> [DIRECTIONS]:
Quote the records that follow in full and exactly; leave out the pictures.

> [ENTRIES SHOWN]:
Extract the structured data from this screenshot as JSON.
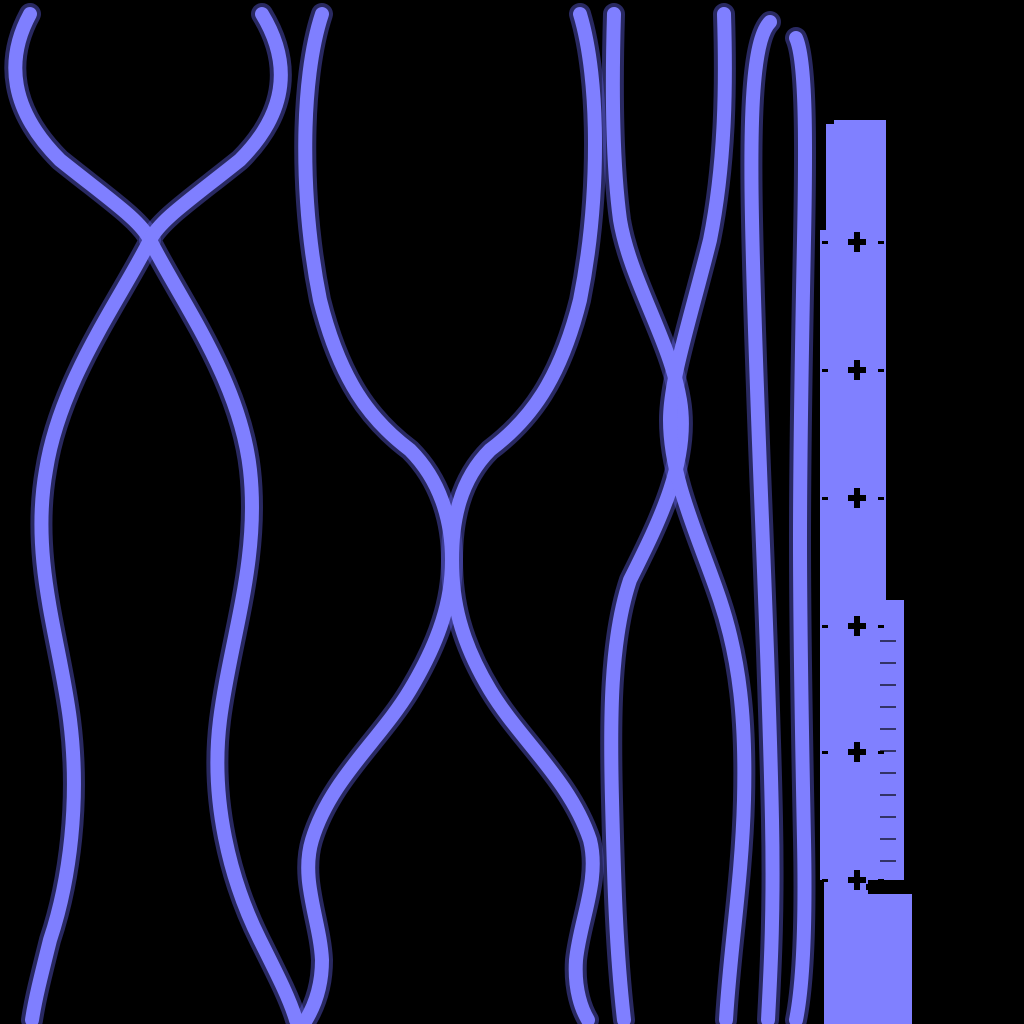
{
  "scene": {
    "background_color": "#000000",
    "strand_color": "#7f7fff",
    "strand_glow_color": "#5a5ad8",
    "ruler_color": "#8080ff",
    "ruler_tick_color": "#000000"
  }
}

> [RESULT]:
Extract the structured data from this screenshot as JSON.
{
  "scene": {
    "background_color": "#000000",
    "strand_color": "#7f7fff",
    "strand_glow_color": "#5a5ad8",
    "ruler_color": "#8080ff",
    "ruler_tick_color": "#000000"
  }
}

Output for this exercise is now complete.